__WRITTEN EXERCISE__: Nothing in the data should change when you return it, but leave the pictures out.

__DATA PROVIDED__:
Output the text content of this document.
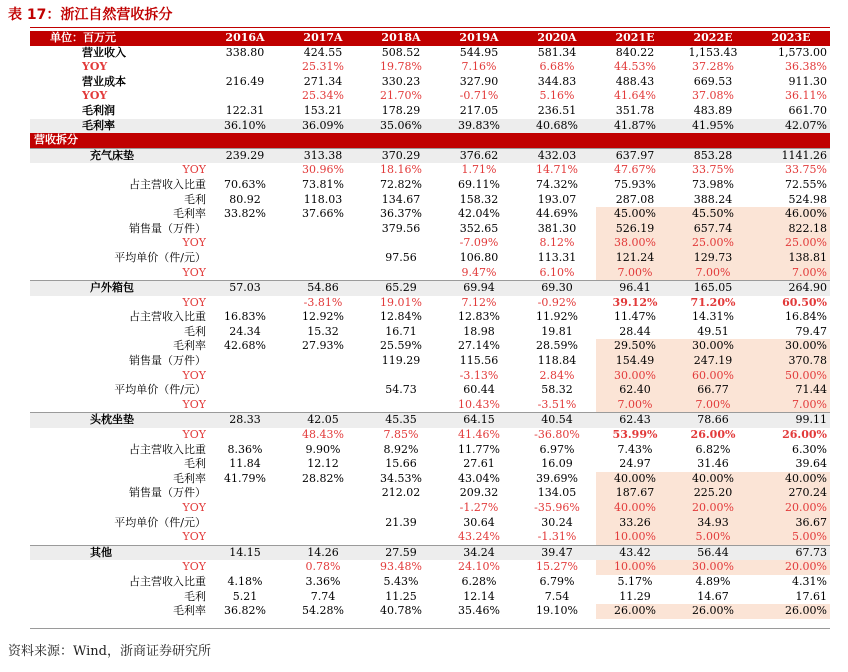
表 17：浙江自然营收拆分
单位：百万元	2016A	2017A	2018A	2019A	2020A	2021E	2022E	2023E
营业收入	338.80	424.55	508.52	544.95	581.34	840.22	1,153.43	1,573.00
YOY		25.31%	19.78%	7.16%	6.68%	44.53%	37.28%	36.38%
营业成本	216.49	271.34	330.23	327.90	344.83	488.43	669.53	911.30
YOY		25.34%	21.70%	-0.71%	5.16%	41.64%	37.08%	36.11%
毛利润	122.31	153.21	178.29	217.05	236.51	351.78	483.89	661.70
毛利率	36.10%	36.09%	35.06%	39.83%	40.68%	41.87%	41.95%	42.07%
营收拆分								
充气床垫	239.29	313.38	370.29	376.62	432.03	637.97	853.28	1141.26
YOY		30.96%	18.16%	1.71%	14.71%	47.67%	33.75%	33.75%
占主营收入比重	70.63%	73.81%	72.82%	69.11%	74.32%	75.93%	73.98%	72.55%
毛利	80.92	118.03	134.67	158.32	193.07	287.08	388.24	524.98
毛利率	33.82%	37.66%	36.37%	42.04%	44.69%	45.00%	45.50%	46.00%
销售量（万件）			379.56	352.65	381.30	526.19	657.74	822.18
YOY				-7.09%	8.12%	38.00%	25.00%	25.00%
平均单价（件/元）			97.56	106.80	113.31	121.24	129.73	138.81
YOY				9.47%	6.10%	7.00%	7.00%	7.00%
户外箱包	57.03	54.86	65.29	69.94	69.30	96.41	165.05	264.90
YOY		-3.81%	19.01%	7.12%	-0.92%	39.12%	71.20%	60.50%
占主营收入比重	16.83%	12.92%	12.84%	12.83%	11.92%	11.47%	14.31%	16.84%
毛利	24.34	15.32	16.71	18.98	19.81	28.44	49.51	79.47
毛利率	42.68%	27.93%	25.59%	27.14%	28.59%	29.50%	30.00%	30.00%
销售量（万件）			119.29	115.56	118.84	154.49	247.19	370.78
YOY				-3.13%	2.84%	30.00%	60.00%	50.00%
平均单价（件/元）			54.73	60.44	58.32	62.40	66.77	71.44
YOY				10.43%	-3.51%	7.00%	7.00%	7.00%
头枕坐垫	28.33	42.05	45.35	64.15	40.54	62.43	78.66	99.11
YOY		48.43%	7.85%	41.46%	-36.80%	53.99%	26.00%	26.00%
占主营收入比重	8.36%	9.90%	8.92%	11.77%	6.97%	7.43%	6.82%	6.30%
毛利	11.84	12.12	15.66	27.61	16.09	24.97	31.46	39.64
毛利率	41.79%	28.82%	34.53%	43.04%	39.69%	40.00%	40.00%	40.00%
销售量（万件）			212.02	209.32	134.05	187.67	225.20	270.24
YOY				-1.27%	-35.96%	40.00%	20.00%	20.00%
平均单价（件/元）			21.39	30.64	30.24	33.26	34.93	36.67
YOY				43.24%	-1.31%	10.00%	5.00%	5.00%
其他	14.15	14.26	27.59	34.24	39.47	43.42	56.44	67.73
YOY		0.78%	93.48%	24.10%	15.27%	10.00%	30.00%	20.00%
占主营收入比重	4.18%	3.36%	5.43%	6.28%	6.79%	5.17%	4.89%	4.31%
毛利	5.21	7.74	11.25	12.14	7.54	11.29	14.67	17.61
毛利率	36.82%	54.28%	40.78%	35.46%	19.10%	26.00%	26.00%	26.00%
资料来源：Wind，浙商证券研究所
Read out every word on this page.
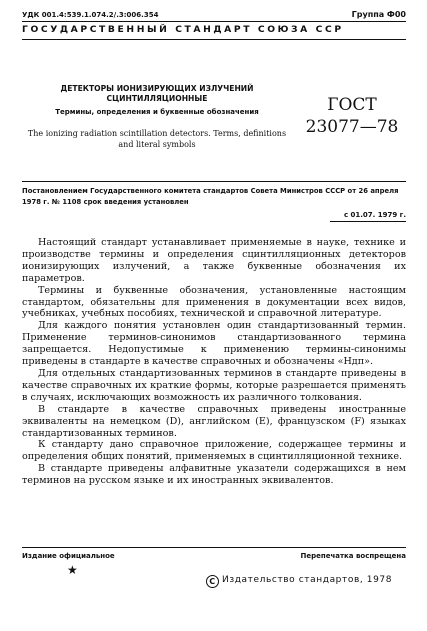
УДК 001.4:539.1.074.2/.3:006.354	Группа Ф00
ГОСУДАРСТВЕННЫЙ СТАНДАРТ СОЮЗА ССР
ДЕТЕКТОРЫ ИОНИЗИРУЮЩИХ ИЗЛУЧЕНИЙ СЦИНТИЛЛЯЦИОННЫЕ
Термины, определения и буквенные обозначения
The ionizing radiation scintillation detectors. Terms, definitions and literal symbols
ГОСТ
23077—78
Постановлением Государственного комитета стандартов Совета Министров СССР от 26 апреля 1978 г. № 1108 срок введения установлен
с 01.07. 1979 г.

Настоящий стандарт устанавливает применяемые в науке, технике и производстве термины и определения сцинтилляционных детекторов ионизирующих излучений, а также буквенные обозначения их параметров.

Термины и буквенные обозначения, установленные настоящим стандартом, обязательны для применения в документации всех видов, учебниках, учебных пособиях, технической и справочной литературе.

Для каждого понятия установлен один стандартизованный термин. Применение терминов-синонимов стандартизованного термина запрещается. Недопустимые к применению термины-синонимы приведены в стандарте в качестве справочных и обозначены «Ндп».

Для отдельных стандартизованных терминов в стандарте приведены в качестве справочных их краткие формы, которые разрешается применять в случаях, исключающих возможность их различного толкования.

В стандарте в качестве справочных приведены иностранные эквиваленты на немецком (D), английском (E), французском (F) языках стандартизованных терминов.

К стандарту дано справочное приложение, содержащее термины и определения общих понятий, применяемых в сцинтилляционной технике.

В стандарте приведены алфавитные указатели содержащихся в нем терминов на русском языке и их иностранных эквивалентов.

Издание официальное	Перепечатка воспрещена
★
С Издательство стандартов, 1978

__FINAL RESULT__:
Output the text content of this document.
表 17：浙江自然营收拆分
单位：百万元	2016A	2017A	2018A	2019A	2020A	2021E	2022E	2023E
营业收入	338.80	424.55	508.52	544.95	581.34	840.22	1,153.43	1,573.00
YOY		25.31%	19.78%	7.16%	6.68%	44.53%	37.28%	36.38%
营业成本	216.49	271.34	330.23	327.90	344.83	488.43	669.53	911.30
YOY		25.34%	21.70%	-0.71%	5.16%	41.64%	37.08%	36.11%
毛利润	122.31	153.21	178.29	217.05	236.51	351.78	483.89	661.70
毛利率	36.10%	36.09%	35.06%	39.83%	40.68%	41.87%	41.95%	42.07%
营收拆分								
充气床垫	239.29	313.38	370.29	376.62	432.03	637.97	853.28	1141.26
YOY		30.96%	18.16%	1.71%	14.71%	47.67%	33.75%	33.75%
占主营收入比重	70.63%	73.81%	72.82%	69.11%	74.32%	75.93%	73.98%	72.55%
毛利	80.92	118.03	134.67	158.32	193.07	287.08	388.24	524.98
毛利率	33.82%	37.66%	36.37%	42.04%	44.69%	45.00%	45.50%	46.00%
销售量（万件）			379.56	352.65	381.30	526.19	657.74	822.18
YOY				-7.09%	8.12%	38.00%	25.00%	25.00%
平均单价（件/元）			97.56	106.80	113.31	121.24	129.73	138.81
YOY				9.47%	6.10%	7.00%	7.00%	7.00%
户外箱包	57.03	54.86	65.29	69.94	69.30	96.41	165.05	264.90
YOY		-3.81%	19.01%	7.12%	-0.92%	39.12%	71.20%	60.50%
占主营收入比重	16.83%	12.92%	12.84%	12.83%	11.92%	11.47%	14.31%	16.84%
毛利	24.34	15.32	16.71	18.98	19.81	28.44	49.51	79.47
毛利率	42.68%	27.93%	25.59%	27.14%	28.59%	29.50%	30.00%	30.00%
销售量（万件）			119.29	115.56	118.84	154.49	247.19	370.78
YOY				-3.13%	2.84%	30.00%	60.00%	50.00%
平均单价（件/元）			54.73	60.44	58.32	62.40	66.77	71.44
YOY				10.43%	-3.51%	7.00%	7.00%	7.00%
头枕坐垫	28.33	42.05	45.35	64.15	40.54	62.43	78.66	99.11
YOY		48.43%	7.85%	41.46%	-36.80%	53.99%	26.00%	26.00%
占主营收入比重	8.36%	9.90%	8.92%	11.77%	6.97%	7.43%	6.82%	6.30%
毛利	11.84	12.12	15.66	27.61	16.09	24.97	31.46	39.64
毛利率	41.79%	28.82%	34.53%	43.04%	39.69%	40.00%	40.00%	40.00%
销售量（万件）			212.02	209.32	134.05	187.67	225.20	270.24
YOY				-1.27%	-35.96%	40.00%	20.00%	20.00%
平均单价（件/元）			21.39	30.64	30.24	33.26	34.93	36.67
YOY				43.24%	-1.31%	10.00%	5.00%	5.00%
其他	14.15	14.26	27.59	34.24	39.47	43.42	56.44	67.73
YOY		0.78%	93.48%	24.10%	15.27%	10.00%	30.00%	20.00%
占主营收入比重	4.18%	3.36%	5.43%	6.28%	6.79%	5.17%	4.89%	4.31%
毛利	5.21	7.74	11.25	12.14	7.54	11.29	14.67	17.61
毛利率	36.82%	54.28%	40.78%	35.46%	19.10%	26.00%	26.00%	26.00%
资料来源：Wind，浙商证券研究所
Read out every word on this page.
УДК 001.4:539.1.074.2/.3:006.354	Группа Ф00
ГОСУДАРСТВЕННЫЙ СТАНДАРТ СОЮЗА ССР
ДЕТЕКТОРЫ ИОНИЗИРУЮЩИХ ИЗЛУЧЕНИЙ СЦИНТИЛЛЯЦИОННЫЕ
Термины, определения и буквенные обозначения
The ionizing radiation scintillation detectors. Terms, definitions and literal symbols
ГОСТ
23077—78
Постановлением Государственного комитета стандартов Совета Министров СССР от 26 апреля 1978 г. № 1108 срок введения установлен
с 01.07. 1979 г.

Настоящий стандарт устанавливает применяемые в науке, технике и производстве термины и определения сцинтилляционных детекторов ионизирующих излучений, а также буквенные обозначения их параметров.

Термины и буквенные обозначения, установленные настоящим стандартом, обязательны для применения в документации всех видов, учебниках, учебных пособиях, технической и справочной литературе.

Для каждого понятия установлен один стандартизованный термин. Применение терминов-синонимов стандартизованного термина запрещается. Недопустимые к применению термины-синонимы приведены в стандарте в качестве справочных и обозначены «Ндп».

Для отдельных стандартизованных терминов в стандарте приведены в качестве справочных их краткие формы, которые разрешается применять в случаях, исключающих возможность их различного толкования.

В стандарте в качестве справочных приведены иностранные эквиваленты на немецком (D), английском (E), французском (F) языках стандартизованных терминов.

К стандарту дано справочное приложение, содержащее термины и определения общих понятий, применяемых в сцинтилляционной технике.

В стандарте приведены алфавитные указатели содержащихся в нем терминов на русском языке и их иностранных эквивалентов.

Издание официальное	Перепечатка воспрещена
★
С Издательство стандартов, 1978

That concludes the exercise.